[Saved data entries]
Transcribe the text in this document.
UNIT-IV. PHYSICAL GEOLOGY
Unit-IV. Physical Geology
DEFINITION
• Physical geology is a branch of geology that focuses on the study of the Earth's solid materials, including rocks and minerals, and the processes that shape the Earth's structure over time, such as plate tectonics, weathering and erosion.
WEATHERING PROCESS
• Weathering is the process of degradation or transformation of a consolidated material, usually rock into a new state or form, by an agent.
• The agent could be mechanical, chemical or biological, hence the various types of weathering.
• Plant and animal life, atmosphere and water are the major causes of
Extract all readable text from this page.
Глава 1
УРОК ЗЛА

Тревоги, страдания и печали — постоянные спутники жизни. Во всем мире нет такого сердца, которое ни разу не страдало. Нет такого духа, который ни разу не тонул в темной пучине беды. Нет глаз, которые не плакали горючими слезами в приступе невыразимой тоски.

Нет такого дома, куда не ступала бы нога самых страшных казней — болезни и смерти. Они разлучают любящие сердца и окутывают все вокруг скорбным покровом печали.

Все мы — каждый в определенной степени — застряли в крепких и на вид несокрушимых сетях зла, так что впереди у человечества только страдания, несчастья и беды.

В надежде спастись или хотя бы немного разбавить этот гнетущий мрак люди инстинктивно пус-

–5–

**SET EXERCISE:** Give the lines exactly as they stand, from the line with "Extract all readable text from this page." through the end of the material.

**IN RESPONSE:**
Extract all readable text from this page.
Глава 1
УРОК ЗЛА

Тревоги, страдания и печали — постоянные спутники жизни. Во всем мире нет такого сердца, которое ни разу не страдало. Нет такого духа, который ни разу не тонул в темной пучине беды. Нет глаз, которые не плакали горючими слезами в приступе невыразимой тоски.

Нет такого дома, куда не ступала бы нога самых страшных казней — болезни и смерти. Они разлучают любящие сердца и окутывают все вокруг скорбным покровом печали.

Все мы — каждый в определенной степени — застряли в крепких и на вид несокрушимых сетях зла, так что впереди у человечества только страдания, несчастья и беды.

В надежде спастись или хотя бы немного разбавить этот гнетущий мрак люди инстинктивно пус-

–5–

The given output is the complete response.